*PROBLEM TO SOLVE:* Gather the lines that hold the string "MAYA".

*PROVIDED DATA:*
↓↓↓

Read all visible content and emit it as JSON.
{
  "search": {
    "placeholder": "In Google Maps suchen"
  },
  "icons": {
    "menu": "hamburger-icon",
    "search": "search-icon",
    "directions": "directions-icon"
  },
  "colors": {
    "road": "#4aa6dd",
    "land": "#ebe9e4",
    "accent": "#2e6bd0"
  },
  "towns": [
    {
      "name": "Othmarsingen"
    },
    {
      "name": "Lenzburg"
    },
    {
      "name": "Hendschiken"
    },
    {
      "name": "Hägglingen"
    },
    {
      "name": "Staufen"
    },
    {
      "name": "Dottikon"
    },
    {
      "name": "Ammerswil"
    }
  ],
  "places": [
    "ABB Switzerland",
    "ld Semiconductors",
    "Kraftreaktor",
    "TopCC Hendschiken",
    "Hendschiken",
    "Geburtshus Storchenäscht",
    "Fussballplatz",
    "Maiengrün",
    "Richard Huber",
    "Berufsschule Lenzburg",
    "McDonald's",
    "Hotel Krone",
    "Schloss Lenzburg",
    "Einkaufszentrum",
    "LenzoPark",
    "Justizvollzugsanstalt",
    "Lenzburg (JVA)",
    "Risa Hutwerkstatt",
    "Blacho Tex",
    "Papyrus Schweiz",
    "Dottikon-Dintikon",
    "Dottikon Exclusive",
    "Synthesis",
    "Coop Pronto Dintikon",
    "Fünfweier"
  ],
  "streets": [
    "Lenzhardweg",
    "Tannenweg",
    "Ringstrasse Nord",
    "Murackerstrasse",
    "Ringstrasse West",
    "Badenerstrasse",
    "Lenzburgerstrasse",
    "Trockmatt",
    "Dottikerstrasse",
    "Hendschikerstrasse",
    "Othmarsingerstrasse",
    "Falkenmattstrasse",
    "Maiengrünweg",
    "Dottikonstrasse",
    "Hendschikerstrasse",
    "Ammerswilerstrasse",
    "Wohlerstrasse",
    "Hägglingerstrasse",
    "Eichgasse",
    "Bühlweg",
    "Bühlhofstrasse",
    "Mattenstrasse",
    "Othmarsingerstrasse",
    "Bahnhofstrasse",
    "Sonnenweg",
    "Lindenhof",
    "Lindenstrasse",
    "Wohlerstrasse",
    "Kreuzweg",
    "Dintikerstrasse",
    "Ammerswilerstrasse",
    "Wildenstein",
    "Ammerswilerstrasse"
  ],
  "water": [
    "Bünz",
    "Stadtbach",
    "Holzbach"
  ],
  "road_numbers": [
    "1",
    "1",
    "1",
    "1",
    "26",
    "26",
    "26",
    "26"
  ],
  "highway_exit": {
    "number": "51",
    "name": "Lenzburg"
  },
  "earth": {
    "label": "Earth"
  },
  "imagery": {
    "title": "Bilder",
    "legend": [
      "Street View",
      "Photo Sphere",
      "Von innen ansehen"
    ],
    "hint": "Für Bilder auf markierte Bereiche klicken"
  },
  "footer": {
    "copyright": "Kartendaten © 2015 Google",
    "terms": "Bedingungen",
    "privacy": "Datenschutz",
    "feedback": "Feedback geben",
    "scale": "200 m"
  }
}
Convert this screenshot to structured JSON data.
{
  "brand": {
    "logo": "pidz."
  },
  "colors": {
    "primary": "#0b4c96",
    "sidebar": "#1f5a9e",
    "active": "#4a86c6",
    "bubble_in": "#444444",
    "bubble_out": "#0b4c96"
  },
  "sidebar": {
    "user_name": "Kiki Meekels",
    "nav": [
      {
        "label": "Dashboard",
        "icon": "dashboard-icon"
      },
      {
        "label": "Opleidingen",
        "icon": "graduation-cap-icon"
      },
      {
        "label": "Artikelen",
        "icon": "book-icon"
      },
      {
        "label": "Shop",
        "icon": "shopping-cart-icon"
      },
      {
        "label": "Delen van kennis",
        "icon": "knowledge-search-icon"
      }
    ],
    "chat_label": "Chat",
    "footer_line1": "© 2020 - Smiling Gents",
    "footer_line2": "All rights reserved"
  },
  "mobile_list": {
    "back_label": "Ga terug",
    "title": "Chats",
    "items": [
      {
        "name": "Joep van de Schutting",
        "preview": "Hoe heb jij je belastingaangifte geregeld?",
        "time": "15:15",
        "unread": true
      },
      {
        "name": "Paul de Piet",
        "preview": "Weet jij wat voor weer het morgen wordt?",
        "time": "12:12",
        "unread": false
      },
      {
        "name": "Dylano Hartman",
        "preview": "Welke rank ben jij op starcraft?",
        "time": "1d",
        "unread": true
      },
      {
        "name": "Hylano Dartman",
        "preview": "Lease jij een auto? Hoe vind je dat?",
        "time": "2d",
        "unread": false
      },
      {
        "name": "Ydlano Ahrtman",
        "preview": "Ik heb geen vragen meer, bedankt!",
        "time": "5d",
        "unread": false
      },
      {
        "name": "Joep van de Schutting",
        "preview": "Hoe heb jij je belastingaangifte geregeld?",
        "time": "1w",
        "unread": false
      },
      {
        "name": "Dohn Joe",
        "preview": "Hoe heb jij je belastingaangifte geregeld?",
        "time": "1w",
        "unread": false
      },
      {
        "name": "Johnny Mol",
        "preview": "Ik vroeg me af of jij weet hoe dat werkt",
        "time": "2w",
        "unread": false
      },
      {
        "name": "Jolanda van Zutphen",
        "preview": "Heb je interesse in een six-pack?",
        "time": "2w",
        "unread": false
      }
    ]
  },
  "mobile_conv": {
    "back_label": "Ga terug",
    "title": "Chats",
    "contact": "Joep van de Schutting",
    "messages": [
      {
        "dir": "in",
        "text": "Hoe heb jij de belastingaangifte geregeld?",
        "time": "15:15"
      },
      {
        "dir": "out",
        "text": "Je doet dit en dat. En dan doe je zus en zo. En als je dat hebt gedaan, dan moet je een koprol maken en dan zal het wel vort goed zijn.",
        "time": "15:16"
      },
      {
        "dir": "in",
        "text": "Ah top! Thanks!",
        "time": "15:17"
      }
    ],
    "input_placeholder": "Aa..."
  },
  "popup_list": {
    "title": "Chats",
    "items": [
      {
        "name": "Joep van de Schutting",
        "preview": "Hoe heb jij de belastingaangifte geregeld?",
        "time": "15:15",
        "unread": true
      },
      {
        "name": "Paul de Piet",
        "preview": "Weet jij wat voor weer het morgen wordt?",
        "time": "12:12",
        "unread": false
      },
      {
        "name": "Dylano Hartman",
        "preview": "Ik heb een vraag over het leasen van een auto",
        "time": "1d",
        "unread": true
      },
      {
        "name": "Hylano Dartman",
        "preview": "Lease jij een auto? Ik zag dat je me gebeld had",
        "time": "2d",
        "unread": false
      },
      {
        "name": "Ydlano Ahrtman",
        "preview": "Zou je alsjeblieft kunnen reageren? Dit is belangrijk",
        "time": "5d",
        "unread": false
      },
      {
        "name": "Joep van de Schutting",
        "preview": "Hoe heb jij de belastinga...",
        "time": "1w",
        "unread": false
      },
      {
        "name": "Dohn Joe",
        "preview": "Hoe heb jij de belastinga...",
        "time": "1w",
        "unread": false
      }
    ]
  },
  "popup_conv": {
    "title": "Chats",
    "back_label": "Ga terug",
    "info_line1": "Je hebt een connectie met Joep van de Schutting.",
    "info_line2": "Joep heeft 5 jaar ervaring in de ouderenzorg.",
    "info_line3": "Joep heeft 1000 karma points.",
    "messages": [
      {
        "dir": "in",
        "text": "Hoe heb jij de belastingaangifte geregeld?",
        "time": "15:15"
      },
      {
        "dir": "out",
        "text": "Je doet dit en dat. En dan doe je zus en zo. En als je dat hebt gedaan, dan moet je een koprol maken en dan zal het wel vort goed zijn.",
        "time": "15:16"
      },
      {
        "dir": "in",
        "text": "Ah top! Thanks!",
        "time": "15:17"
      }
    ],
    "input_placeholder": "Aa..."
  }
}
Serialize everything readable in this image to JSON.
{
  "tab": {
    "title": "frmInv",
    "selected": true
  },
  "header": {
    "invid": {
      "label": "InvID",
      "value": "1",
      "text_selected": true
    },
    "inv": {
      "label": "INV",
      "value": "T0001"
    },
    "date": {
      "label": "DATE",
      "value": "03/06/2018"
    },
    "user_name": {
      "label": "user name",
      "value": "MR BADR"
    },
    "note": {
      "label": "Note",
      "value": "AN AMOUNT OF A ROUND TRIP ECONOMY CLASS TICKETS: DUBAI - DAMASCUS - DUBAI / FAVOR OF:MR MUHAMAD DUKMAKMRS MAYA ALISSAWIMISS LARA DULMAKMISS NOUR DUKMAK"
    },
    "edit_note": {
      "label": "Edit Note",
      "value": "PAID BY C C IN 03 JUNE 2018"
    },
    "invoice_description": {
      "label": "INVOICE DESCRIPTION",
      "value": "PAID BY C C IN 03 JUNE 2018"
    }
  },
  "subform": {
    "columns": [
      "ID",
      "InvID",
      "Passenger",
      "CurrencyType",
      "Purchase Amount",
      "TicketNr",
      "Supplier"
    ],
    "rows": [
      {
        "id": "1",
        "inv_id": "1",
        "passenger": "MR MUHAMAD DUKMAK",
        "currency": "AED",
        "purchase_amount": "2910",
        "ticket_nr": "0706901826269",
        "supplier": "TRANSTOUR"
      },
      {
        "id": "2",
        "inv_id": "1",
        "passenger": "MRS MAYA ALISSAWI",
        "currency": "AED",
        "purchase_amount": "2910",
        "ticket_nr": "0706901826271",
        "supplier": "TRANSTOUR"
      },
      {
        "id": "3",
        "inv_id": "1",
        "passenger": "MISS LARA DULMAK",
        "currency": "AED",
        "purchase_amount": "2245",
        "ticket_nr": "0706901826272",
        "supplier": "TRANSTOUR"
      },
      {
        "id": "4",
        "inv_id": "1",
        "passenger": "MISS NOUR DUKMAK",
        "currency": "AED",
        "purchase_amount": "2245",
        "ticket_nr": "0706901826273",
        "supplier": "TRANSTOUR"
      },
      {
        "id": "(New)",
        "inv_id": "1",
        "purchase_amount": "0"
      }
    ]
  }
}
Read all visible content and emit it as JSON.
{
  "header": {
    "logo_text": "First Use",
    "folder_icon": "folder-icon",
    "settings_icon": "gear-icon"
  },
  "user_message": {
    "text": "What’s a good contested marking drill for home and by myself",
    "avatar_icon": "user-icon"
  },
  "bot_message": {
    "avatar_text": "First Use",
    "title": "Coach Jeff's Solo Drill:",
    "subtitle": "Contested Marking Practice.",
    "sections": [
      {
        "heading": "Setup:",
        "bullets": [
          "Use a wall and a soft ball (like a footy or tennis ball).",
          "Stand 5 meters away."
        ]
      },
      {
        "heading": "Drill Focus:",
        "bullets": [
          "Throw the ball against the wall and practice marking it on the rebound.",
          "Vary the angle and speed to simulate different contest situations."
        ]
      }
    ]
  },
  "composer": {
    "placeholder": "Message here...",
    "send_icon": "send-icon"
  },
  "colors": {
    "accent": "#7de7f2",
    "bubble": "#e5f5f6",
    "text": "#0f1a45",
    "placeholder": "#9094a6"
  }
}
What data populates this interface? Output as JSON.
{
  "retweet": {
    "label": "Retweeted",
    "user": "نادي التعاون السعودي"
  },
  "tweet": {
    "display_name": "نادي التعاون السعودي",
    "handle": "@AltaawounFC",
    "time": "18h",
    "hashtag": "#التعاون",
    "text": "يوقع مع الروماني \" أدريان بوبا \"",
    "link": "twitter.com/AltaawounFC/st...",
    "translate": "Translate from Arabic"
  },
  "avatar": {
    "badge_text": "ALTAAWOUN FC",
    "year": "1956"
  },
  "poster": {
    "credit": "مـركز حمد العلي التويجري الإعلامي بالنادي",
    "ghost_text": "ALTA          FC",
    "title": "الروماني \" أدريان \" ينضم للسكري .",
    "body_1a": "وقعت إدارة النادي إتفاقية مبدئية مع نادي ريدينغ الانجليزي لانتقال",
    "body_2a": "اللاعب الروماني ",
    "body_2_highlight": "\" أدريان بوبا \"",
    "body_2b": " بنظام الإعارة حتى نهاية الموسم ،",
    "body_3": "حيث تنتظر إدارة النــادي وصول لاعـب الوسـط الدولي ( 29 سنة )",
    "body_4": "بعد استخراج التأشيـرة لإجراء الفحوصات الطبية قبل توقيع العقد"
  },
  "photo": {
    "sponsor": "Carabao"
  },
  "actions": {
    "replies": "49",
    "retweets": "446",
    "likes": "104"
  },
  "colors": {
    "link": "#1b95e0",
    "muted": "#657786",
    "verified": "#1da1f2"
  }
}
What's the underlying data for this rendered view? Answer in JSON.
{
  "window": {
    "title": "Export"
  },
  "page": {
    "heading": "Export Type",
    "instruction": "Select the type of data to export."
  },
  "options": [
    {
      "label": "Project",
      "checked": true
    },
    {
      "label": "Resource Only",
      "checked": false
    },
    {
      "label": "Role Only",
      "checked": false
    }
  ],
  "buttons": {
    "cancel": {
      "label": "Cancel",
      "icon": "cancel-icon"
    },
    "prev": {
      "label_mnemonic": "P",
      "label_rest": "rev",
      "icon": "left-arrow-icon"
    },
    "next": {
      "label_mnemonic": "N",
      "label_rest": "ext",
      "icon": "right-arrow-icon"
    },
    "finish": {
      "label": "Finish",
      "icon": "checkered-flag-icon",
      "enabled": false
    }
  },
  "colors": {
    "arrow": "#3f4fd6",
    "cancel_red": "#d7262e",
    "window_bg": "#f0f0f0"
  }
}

↑↑↑

*SOLVED PROBLEM:*
      "value": "AN AMOUNT OF A ROUND TRIP ECONOMY CLASS TICKETS: DUBAI - DAMASCUS - DUBAI / FAVOR OF:MR MUHAMAD DUKMAKMRS MAYA ALISSAWIMISS LARA DULMAKMISS NOUR DUKMAK"
        "passenger": "MRS MAYA ALISSAWI",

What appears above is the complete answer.